● **Given instruction**
Reproduce the rows from the first one up to and including the line containing "legend-label: 2 M (482, 567, 500, 579)", changing every "inset-data-point" to "inset-marker" and leaving all else untouched. Return only those lines.
[start of Dataset]
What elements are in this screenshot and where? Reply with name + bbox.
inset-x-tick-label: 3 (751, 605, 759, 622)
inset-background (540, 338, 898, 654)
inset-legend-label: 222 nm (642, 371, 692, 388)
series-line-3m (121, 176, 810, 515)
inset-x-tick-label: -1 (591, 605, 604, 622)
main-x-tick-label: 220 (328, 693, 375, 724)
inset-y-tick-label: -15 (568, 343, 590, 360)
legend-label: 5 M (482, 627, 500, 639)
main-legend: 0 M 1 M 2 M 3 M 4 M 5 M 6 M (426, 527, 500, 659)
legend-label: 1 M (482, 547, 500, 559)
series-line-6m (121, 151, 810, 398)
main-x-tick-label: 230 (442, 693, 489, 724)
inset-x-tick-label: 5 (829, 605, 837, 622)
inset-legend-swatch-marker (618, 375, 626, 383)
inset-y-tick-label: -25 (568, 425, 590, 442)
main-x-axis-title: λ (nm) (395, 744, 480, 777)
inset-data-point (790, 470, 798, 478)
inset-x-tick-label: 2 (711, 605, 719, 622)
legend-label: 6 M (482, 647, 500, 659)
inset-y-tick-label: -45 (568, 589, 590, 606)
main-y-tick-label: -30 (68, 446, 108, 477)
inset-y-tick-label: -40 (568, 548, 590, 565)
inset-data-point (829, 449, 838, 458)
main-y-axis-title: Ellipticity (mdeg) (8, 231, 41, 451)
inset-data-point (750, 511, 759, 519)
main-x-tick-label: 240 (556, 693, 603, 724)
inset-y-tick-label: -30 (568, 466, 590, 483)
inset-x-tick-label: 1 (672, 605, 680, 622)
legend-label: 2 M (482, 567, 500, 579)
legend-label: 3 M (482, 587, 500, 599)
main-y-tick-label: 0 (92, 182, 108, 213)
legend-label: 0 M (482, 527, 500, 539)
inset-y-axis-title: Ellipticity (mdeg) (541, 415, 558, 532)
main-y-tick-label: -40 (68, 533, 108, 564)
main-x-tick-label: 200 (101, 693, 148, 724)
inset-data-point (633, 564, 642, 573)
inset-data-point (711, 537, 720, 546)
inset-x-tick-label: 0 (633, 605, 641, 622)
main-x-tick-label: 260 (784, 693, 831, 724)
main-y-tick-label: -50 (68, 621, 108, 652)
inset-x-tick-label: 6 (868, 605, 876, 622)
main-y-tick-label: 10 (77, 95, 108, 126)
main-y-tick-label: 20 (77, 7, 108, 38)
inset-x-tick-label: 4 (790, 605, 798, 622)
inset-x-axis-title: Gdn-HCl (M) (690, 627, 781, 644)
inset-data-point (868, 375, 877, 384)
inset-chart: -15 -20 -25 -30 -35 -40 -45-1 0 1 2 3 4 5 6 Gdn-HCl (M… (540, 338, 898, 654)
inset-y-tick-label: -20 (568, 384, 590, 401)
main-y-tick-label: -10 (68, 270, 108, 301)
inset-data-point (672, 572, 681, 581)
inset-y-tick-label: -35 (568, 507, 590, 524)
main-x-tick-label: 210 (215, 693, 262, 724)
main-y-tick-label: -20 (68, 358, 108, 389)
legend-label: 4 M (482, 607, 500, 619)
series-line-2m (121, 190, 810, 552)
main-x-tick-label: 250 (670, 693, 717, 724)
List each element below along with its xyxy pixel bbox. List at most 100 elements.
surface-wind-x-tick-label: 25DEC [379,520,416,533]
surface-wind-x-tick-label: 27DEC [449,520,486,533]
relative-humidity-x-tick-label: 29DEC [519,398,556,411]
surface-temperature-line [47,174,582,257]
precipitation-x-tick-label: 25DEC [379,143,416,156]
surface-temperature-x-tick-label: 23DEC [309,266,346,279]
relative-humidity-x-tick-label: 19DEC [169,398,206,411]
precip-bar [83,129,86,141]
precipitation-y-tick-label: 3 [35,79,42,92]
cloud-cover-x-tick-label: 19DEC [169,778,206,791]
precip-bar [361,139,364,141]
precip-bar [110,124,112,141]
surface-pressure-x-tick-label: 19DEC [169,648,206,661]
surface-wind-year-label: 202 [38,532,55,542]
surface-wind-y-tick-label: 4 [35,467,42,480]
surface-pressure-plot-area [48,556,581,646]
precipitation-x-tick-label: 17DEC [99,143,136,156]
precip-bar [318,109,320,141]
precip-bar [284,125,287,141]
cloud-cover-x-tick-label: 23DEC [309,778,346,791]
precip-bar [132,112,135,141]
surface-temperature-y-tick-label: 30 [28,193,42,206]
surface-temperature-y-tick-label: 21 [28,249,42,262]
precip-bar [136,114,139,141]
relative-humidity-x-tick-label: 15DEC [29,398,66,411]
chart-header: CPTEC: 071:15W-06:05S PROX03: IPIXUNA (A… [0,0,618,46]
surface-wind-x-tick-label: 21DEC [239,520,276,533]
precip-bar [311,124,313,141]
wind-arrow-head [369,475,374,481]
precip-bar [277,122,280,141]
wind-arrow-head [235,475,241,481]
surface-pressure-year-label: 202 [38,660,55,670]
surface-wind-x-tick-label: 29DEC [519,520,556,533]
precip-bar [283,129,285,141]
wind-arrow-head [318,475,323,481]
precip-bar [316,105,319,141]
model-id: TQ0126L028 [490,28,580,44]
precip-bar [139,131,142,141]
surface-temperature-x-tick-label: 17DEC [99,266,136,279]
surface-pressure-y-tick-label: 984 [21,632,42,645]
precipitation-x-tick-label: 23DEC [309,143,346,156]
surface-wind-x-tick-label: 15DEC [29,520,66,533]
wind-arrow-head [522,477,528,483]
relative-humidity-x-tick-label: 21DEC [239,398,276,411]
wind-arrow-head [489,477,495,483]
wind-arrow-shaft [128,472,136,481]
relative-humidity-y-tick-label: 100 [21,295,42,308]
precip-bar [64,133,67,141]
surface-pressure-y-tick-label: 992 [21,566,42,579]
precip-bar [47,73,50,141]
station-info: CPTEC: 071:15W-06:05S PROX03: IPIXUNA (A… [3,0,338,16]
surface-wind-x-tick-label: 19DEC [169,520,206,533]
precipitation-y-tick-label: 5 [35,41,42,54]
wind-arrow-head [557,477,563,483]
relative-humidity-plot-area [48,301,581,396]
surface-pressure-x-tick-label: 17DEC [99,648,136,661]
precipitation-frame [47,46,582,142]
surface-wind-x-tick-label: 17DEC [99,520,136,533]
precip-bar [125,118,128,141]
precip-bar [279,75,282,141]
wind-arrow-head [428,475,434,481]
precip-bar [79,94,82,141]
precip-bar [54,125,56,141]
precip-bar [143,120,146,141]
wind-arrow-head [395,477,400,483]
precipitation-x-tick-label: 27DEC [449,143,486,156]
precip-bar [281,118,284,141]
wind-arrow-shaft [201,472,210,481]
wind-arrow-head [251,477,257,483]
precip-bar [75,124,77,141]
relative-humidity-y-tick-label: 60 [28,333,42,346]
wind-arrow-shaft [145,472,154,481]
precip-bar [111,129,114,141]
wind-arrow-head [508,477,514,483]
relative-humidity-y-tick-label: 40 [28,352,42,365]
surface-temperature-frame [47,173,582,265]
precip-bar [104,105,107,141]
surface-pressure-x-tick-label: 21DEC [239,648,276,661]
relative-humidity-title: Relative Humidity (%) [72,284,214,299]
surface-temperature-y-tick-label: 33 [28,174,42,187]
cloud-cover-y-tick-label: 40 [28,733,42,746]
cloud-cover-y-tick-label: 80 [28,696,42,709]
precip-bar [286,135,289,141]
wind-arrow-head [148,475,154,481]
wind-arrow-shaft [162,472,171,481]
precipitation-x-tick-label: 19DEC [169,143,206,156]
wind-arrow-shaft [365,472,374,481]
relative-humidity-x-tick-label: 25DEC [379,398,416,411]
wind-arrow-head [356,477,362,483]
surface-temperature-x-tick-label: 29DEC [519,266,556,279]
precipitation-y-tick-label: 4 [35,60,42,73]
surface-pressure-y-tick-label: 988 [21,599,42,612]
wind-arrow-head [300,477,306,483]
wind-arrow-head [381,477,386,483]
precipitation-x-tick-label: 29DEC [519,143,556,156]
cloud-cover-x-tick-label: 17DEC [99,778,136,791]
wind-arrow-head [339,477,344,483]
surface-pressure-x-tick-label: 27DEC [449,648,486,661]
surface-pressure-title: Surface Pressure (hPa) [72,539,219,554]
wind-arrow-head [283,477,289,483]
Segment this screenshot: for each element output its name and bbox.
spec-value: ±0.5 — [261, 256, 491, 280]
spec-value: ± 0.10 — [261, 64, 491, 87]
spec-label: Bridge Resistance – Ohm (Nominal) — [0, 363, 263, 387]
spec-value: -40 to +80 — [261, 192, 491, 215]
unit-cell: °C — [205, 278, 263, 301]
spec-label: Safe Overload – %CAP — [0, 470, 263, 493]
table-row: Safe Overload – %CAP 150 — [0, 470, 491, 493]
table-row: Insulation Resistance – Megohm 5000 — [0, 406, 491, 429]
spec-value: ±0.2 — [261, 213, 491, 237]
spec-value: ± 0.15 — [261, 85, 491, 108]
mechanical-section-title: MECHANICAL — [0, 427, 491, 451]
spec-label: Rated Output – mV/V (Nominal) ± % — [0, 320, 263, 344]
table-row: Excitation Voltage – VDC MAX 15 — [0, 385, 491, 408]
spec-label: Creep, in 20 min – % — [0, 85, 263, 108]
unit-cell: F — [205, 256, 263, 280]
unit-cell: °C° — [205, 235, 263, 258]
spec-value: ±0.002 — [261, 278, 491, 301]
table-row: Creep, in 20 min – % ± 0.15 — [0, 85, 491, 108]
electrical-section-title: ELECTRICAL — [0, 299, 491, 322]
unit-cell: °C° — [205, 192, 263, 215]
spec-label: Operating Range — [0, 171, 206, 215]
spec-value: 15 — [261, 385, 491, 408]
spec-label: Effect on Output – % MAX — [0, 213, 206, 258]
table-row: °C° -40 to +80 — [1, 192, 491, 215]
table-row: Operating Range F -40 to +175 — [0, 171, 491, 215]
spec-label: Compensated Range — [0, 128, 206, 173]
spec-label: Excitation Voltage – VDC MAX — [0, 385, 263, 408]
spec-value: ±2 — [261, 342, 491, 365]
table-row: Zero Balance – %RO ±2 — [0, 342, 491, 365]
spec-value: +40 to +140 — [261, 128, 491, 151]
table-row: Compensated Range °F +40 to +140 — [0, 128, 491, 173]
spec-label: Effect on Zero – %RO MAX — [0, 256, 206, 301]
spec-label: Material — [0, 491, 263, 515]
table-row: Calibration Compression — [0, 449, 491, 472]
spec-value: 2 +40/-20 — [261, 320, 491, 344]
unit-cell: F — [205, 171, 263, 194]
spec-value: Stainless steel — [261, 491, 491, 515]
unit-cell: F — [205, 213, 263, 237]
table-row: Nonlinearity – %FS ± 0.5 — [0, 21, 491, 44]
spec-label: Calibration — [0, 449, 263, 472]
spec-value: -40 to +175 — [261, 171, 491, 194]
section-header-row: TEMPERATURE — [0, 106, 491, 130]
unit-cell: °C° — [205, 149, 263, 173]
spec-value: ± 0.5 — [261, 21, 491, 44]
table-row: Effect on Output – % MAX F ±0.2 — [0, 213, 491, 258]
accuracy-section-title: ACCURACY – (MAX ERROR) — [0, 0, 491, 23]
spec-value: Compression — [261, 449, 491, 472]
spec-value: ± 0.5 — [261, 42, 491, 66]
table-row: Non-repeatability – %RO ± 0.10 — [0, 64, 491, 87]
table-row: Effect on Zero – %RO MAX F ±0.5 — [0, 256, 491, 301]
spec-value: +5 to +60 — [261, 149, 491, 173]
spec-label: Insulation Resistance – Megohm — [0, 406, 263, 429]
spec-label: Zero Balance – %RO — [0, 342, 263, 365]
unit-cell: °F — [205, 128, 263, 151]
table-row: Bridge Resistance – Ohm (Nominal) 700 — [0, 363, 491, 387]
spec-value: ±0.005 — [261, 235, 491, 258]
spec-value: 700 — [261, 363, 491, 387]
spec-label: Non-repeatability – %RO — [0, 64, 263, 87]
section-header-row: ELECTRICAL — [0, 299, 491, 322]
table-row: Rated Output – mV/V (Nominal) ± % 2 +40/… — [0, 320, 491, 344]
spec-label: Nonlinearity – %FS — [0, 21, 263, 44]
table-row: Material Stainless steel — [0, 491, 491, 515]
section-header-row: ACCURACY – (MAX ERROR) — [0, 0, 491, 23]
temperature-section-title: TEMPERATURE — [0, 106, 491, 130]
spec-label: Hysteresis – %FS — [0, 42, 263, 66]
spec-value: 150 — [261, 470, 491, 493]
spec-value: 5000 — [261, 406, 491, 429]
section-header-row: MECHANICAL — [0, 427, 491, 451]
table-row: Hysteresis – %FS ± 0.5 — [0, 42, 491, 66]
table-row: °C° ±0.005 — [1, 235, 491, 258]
[end of Dataset]
● **Solution for this problem**
What elements are in this screenshot and where? Reply with name + bbox.
inset-x-tick-label: 3 (751, 605, 759, 622)
inset-background (540, 338, 898, 654)
inset-legend-label: 222 nm (642, 371, 692, 388)
series-line-3m (121, 176, 810, 515)
inset-x-tick-label: -1 (591, 605, 604, 622)
main-x-tick-label: 220 (328, 693, 375, 724)
inset-y-tick-label: -15 (568, 343, 590, 360)
legend-label: 5 M (482, 627, 500, 639)
main-legend: 0 M 1 M 2 M 3 M 4 M 5 M 6 M (426, 527, 500, 659)
legend-label: 1 M (482, 547, 500, 559)
series-line-6m (121, 151, 810, 398)
main-x-tick-label: 230 (442, 693, 489, 724)
inset-x-tick-label: 5 (829, 605, 837, 622)
inset-legend-swatch-marker (618, 375, 626, 383)
inset-y-tick-label: -25 (568, 425, 590, 442)
main-x-axis-title: λ (nm) (395, 744, 480, 777)
inset-marker (790, 470, 798, 478)
inset-x-tick-label: 2 (711, 605, 719, 622)
legend-label: 6 M (482, 647, 500, 659)
inset-y-tick-label: -45 (568, 589, 590, 606)
main-y-tick-label: -30 (68, 446, 108, 477)
inset-y-tick-label: -40 (568, 548, 590, 565)
inset-marker (829, 449, 838, 458)
main-y-axis-title: Ellipticity (mdeg) (8, 231, 41, 451)
inset-marker (750, 511, 759, 519)
main-x-tick-label: 240 (556, 693, 603, 724)
inset-y-tick-label: -30 (568, 466, 590, 483)
inset-x-tick-label: 1 (672, 605, 680, 622)
legend-label: 2 M (482, 567, 500, 579)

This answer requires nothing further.